**DATASET EXTRACT:**
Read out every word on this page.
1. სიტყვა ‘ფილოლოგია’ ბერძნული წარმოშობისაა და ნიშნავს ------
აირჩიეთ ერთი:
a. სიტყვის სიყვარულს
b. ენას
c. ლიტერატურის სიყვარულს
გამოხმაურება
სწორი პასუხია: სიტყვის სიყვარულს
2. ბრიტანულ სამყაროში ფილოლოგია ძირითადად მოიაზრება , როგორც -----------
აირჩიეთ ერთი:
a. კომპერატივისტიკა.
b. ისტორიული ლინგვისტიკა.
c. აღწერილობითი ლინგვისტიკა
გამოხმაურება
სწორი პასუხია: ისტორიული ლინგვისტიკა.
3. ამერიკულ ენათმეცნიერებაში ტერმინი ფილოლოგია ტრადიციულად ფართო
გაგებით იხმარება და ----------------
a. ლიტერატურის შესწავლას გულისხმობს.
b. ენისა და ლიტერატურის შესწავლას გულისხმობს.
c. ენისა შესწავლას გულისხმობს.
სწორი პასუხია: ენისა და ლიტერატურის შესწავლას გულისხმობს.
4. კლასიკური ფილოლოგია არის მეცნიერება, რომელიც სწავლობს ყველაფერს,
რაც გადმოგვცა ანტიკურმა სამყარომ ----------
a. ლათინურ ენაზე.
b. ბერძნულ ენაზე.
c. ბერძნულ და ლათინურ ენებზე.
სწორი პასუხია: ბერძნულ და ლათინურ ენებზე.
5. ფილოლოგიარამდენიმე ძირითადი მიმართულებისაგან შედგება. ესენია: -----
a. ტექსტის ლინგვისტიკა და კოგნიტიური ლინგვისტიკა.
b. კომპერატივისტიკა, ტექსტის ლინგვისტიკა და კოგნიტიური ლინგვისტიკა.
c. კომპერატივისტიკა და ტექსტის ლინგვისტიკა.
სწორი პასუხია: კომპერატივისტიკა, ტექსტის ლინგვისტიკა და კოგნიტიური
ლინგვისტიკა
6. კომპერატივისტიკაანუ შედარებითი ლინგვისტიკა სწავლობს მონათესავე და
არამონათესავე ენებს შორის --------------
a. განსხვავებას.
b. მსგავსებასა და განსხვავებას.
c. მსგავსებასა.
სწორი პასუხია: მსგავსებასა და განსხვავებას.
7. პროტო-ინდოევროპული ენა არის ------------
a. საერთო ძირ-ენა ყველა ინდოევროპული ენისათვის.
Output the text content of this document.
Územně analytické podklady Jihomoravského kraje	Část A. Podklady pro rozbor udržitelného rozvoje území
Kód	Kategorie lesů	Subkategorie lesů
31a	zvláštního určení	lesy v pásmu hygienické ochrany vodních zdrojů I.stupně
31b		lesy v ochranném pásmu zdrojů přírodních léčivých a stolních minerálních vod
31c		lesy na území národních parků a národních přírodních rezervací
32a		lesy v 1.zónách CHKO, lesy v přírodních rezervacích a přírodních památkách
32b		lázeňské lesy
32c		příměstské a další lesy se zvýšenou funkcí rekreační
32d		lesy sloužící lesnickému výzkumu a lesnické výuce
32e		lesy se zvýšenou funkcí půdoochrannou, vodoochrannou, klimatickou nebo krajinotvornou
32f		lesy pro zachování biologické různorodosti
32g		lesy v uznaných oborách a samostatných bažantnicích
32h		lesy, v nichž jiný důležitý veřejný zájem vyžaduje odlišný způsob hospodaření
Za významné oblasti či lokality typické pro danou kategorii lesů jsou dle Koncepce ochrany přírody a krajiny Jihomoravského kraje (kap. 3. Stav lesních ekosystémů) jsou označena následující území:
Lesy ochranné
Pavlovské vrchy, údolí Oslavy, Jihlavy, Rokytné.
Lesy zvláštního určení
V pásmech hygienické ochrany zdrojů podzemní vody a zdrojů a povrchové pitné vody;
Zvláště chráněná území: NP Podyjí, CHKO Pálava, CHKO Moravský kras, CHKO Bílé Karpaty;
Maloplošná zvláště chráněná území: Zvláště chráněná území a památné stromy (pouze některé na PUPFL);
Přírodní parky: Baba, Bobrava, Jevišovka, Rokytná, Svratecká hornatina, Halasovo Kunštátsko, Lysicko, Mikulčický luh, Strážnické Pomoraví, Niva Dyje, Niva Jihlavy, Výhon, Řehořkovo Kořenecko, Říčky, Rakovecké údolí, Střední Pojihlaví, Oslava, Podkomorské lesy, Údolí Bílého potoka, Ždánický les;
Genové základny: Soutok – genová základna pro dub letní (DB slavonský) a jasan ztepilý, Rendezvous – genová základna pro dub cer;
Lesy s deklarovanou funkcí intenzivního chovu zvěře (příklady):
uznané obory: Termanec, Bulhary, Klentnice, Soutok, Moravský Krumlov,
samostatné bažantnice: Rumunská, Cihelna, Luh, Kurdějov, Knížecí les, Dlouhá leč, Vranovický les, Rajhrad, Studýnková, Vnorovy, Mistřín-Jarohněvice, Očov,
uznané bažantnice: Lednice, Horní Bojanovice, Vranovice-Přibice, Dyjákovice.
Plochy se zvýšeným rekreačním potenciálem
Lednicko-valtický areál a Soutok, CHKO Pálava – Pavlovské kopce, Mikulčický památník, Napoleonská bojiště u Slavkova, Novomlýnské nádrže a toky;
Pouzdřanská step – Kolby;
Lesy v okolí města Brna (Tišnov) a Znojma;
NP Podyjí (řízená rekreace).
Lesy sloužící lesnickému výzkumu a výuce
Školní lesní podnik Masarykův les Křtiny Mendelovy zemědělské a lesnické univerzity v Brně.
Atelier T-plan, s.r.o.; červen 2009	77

**WHAT YOU SHOULD DO:**
Search the entries for the word "Jihomoravského" and pick out every line that holds it.

**OUTPUT FOR THIS EXERCISE:**
Územně analytické podklady Jihomoravského kraje	Část A. Podklady pro rozbor udržitelného rozvoje území
Za významné oblasti či lokality typické pro danou kategorii lesů jsou dle Koncepce ochrany přírody a krajiny Jihomoravského kraje (kap. 3. Stav lesních ekosystémů) jsou označena následující území:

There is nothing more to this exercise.